* _Data listing_
** begin **
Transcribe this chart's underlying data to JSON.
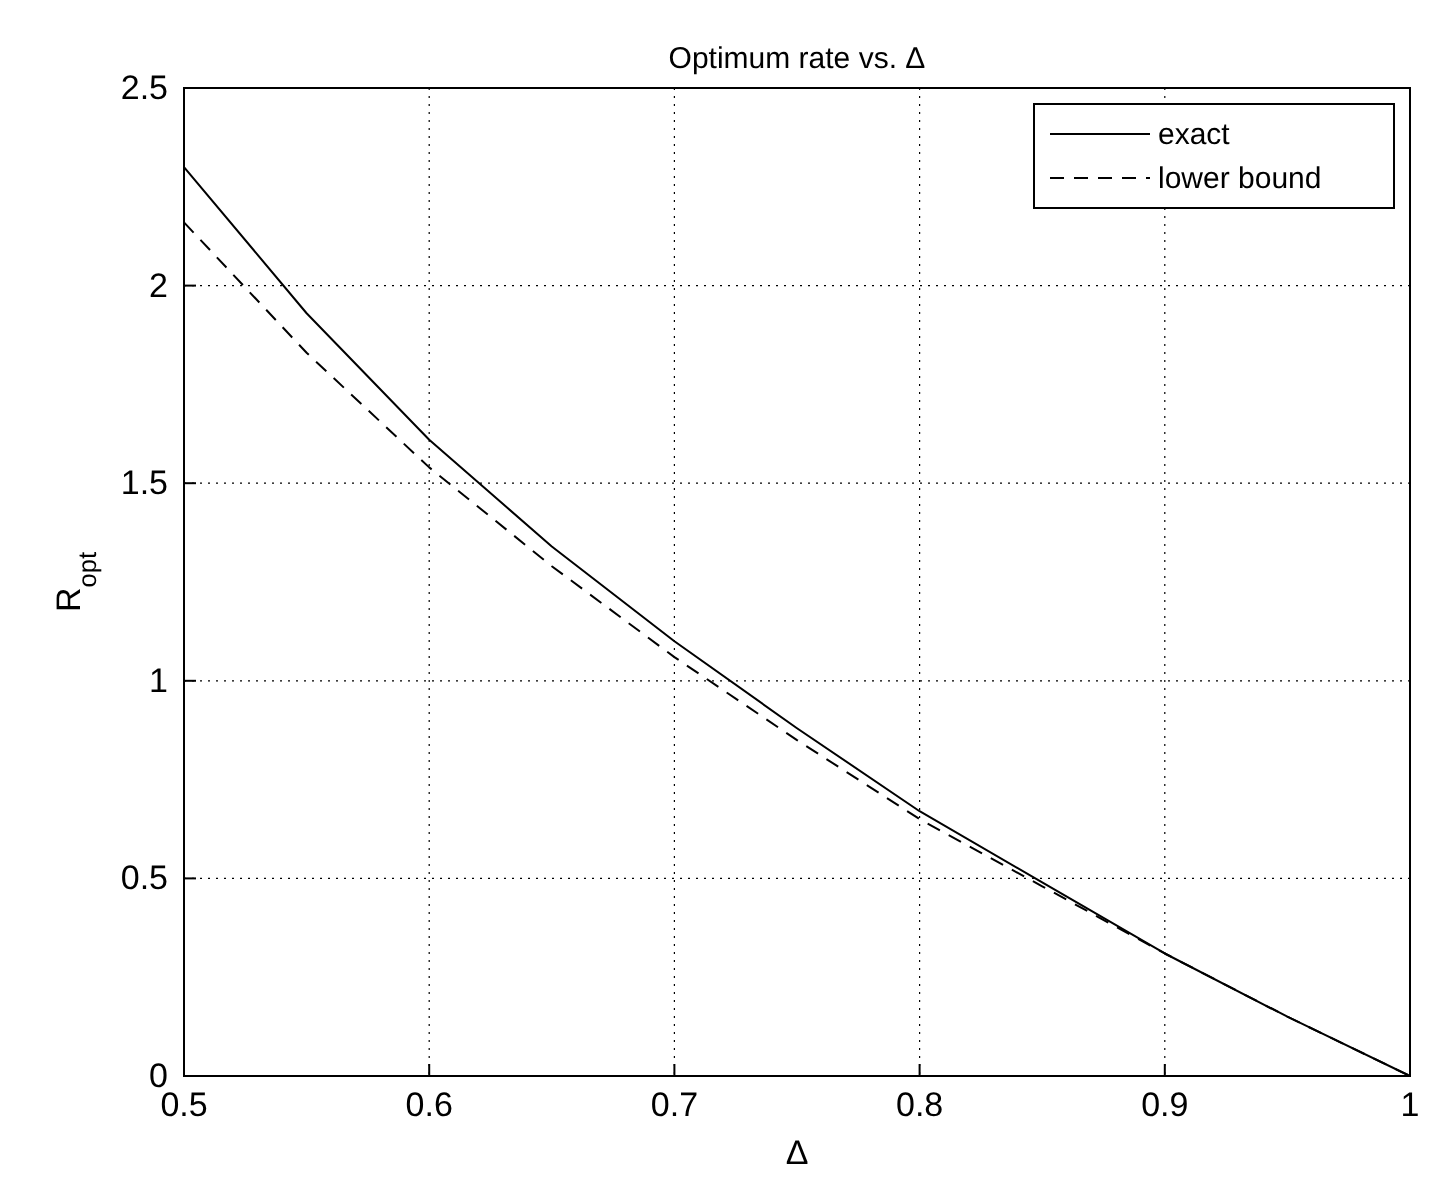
{
  "chart_data": {
    "type": "line",
    "title": "Optimum rate vs. Δ",
    "xlabel": "Δ",
    "ylabel": "R$_{opt}$",
    "x": [
      0.5,
      0.55,
      0.6,
      0.65,
      0.7,
      0.75,
      0.8,
      0.85,
      0.9,
      0.95,
      1.0
    ],
    "series": [
      {
        "name": "exact",
        "color": "#000000",
        "line_style": "solid",
        "values": [
          2.3,
          1.93,
          1.61,
          1.34,
          1.1,
          0.88,
          0.67,
          0.49,
          0.31,
          0.15,
          0
        ]
      },
      {
        "name": "lower bound",
        "color": "#000000",
        "line_style": "dashed",
        "values": [
          2.16,
          1.83,
          1.54,
          1.29,
          1.06,
          0.85,
          0.65,
          0.48,
          0.31,
          0.15,
          0
        ]
      }
    ],
    "xlim": [
      0.5,
      1
    ],
    "xticks": [
      0.5,
      0.6,
      0.7,
      0.8,
      0.9,
      1
    ],
    "ylim": [
      0,
      2.5
    ],
    "yticks": [
      0,
      0.5,
      1,
      1.5,
      2,
      2.5
    ],
    "grid": true,
    "legend": "top right",
    "marker": "none"
  }
}
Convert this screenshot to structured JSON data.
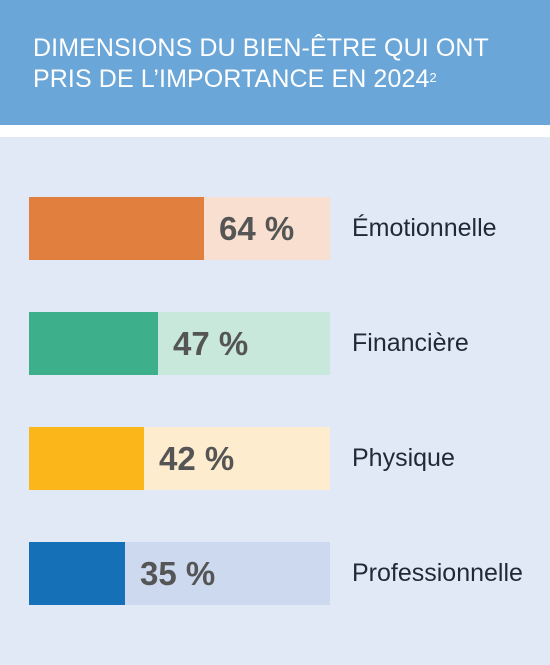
{
  "header": {
    "title": "DIMENSIONS DU BIEN-ÊTRE QUI ONT PRIS DE L’IMPORTANCE EN 2024",
    "footnote": "2"
  },
  "chart_data": {
    "type": "bar",
    "orientation": "horizontal",
    "title": "DIMENSIONS DU BIEN-ÊTRE QUI ONT PRIS DE L’IMPORTANCE EN 2024",
    "categories": [
      "Émotionnelle",
      "Financière",
      "Physique",
      "Professionnelle"
    ],
    "values": [
      64,
      47,
      42,
      35
    ],
    "value_labels": [
      "64 %",
      "47 %",
      "42 %",
      "35 %"
    ],
    "xlim": [
      0,
      110
    ],
    "unit": "%",
    "grid": false,
    "legend": "none",
    "colors": [
      "#e07f3e",
      "#3daf8b",
      "#fbb619",
      "#1670b8"
    ],
    "track_colors": [
      "#f8dfd0",
      "#c7e8db",
      "#fdeccd",
      "#cdd9ee"
    ]
  }
}
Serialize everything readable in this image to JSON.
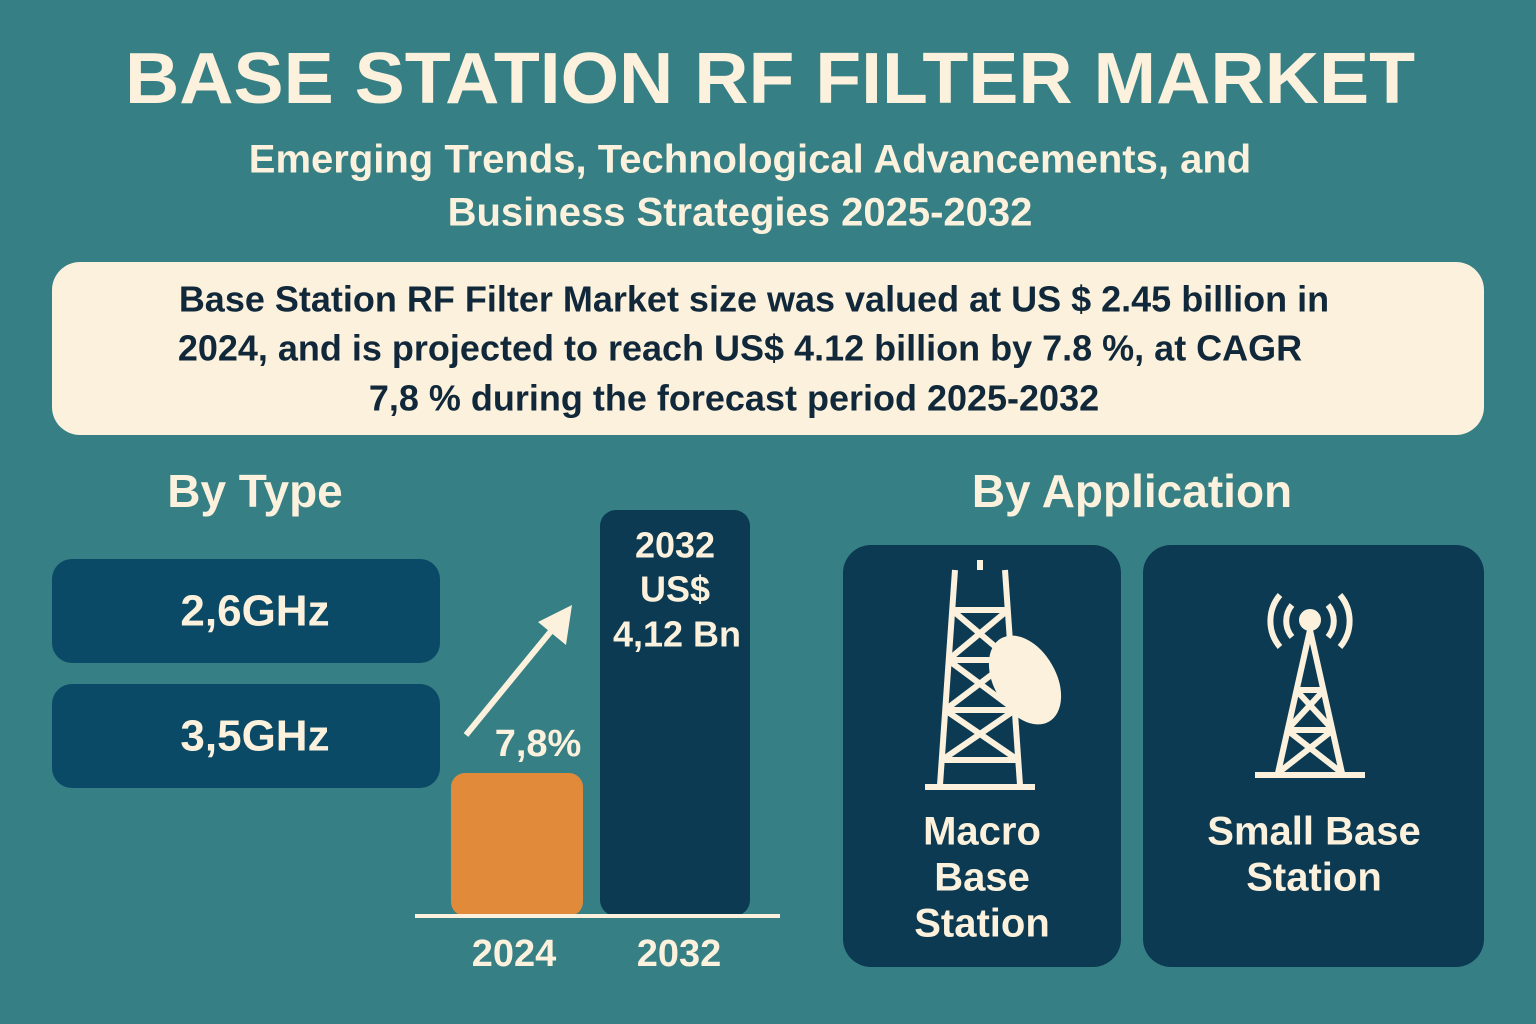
{
  "header": {
    "title": "BASE STATION RF FILTER MARKET",
    "subtitle_lines": [
      "Emerging Trends, Technological Advancements, and",
      "Business Strategies 2025-2032"
    ]
  },
  "summary_lines": [
    "Base Station RF Filter Market size was valued at US $ 2.45 billion in",
    "2024, and is projected to reach US$ 4.12 billion by 7.8 %, at CAGR",
    "7,8 % during the forecast period 2025-2032"
  ],
  "by_type": {
    "heading": "By Type",
    "items": [
      "2,6GHz",
      "3,5GHz"
    ]
  },
  "growth": {
    "cagr_label": "7,8%",
    "bar_label_lines": [
      "2032",
      "US$",
      "4,12 Bn"
    ],
    "x_labels": [
      "2024",
      "2032"
    ]
  },
  "by_application": {
    "heading": "By Application",
    "cards": [
      [
        "Macro",
        "Base",
        "Station"
      ],
      [
        "Small Base",
        "Station"
      ]
    ]
  }
}
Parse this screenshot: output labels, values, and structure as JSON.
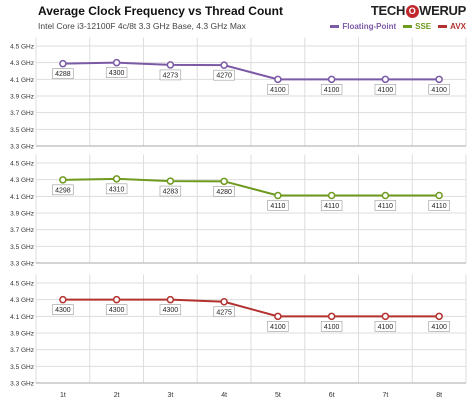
{
  "title": "Average Clock Frequency vs Thread Count",
  "subtitle": "Intel Core i3-12100F 4c/8t 3.3 GHz Base, 4.3 GHz Max",
  "logo": {
    "part1": "TECH",
    "o": "O",
    "part2": "WERUP"
  },
  "colors": {
    "fp": "#7b5aa6",
    "sse": "#6e9a1f",
    "avx": "#b3322f",
    "grid": "#dddddd",
    "axis": "#aaaaaa"
  },
  "chart_data": {
    "type": "line",
    "categories": [
      "1t",
      "2t",
      "3t",
      "4t",
      "5t",
      "6t",
      "7t",
      "8t"
    ],
    "y_tick_labels": [
      "3.3 GHz",
      "3.5 GHz",
      "3.7 GHz",
      "3.9 GHz",
      "4.1 GHz",
      "4.3 GHz",
      "4.5 GHz"
    ],
    "ylim": [
      3300,
      4600
    ],
    "legend_position": "top-right",
    "series": [
      {
        "name": "Floating-Point",
        "color": "#7b5aa6",
        "values": [
          4288,
          4300,
          4273,
          4270,
          4100,
          4100,
          4100,
          4100
        ]
      },
      {
        "name": "SSE",
        "color": "#6e9a1f",
        "values": [
          4298,
          4310,
          4283,
          4280,
          4110,
          4110,
          4110,
          4110
        ]
      },
      {
        "name": "AVX",
        "color": "#b3322f",
        "values": [
          4300,
          4300,
          4300,
          4275,
          4100,
          4100,
          4100,
          4100
        ]
      }
    ]
  }
}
** end **
* _Exercise objective_
Retype only the lines from the one with "Parse this screenshot: output" through the final line of the entries, please, and keep the pictures out.

* _Exercise solution_
Parse this screenshot: output labels, values, and structure as JSON.
{
  "title": "Average Clock Frequency vs Thread Count",
  "subtitle": "Intel Core i3-12100F 4c/8t 3.3 GHz Base, 4.3 GHz Max",
  "logo": {
    "part1": "TECH",
    "o": "O",
    "part2": "WERUP"
  },
  "colors": {
    "fp": "#7b5aa6",
    "sse": "#6e9a1f",
    "avx": "#b3322f",
    "grid": "#dddddd",
    "axis": "#aaaaaa"
  },
  "chart_data": {
    "type": "line",
    "categories": [
      "1t",
      "2t",
      "3t",
      "4t",
      "5t",
      "6t",
      "7t",
      "8t"
    ],
    "y_tick_labels": [
      "3.3 GHz",
      "3.5 GHz",
      "3.7 GHz",
      "3.9 GHz",
      "4.1 GHz",
      "4.3 GHz",
      "4.5 GHz"
    ],
    "ylim": [
      3300,
      4600
    ],
    "legend_position": "top-right",
    "series": [
      {
        "name": "Floating-Point",
        "color": "#7b5aa6",
        "values": [
          4288,
          4300,
          4273,
          4270,
          4100,
          4100,
          4100,
          4100
        ]
      },
      {
        "name": "SSE",
        "color": "#6e9a1f",
        "values": [
          4298,
          4310,
          4283,
          4280,
          4110,
          4110,
          4110,
          4110
        ]
      },
      {
        "name": "AVX",
        "color": "#b3322f",
        "values": [
          4300,
          4300,
          4300,
          4275,
          4100,
          4100,
          4100,
          4100
        ]
      }
    ]
  }
}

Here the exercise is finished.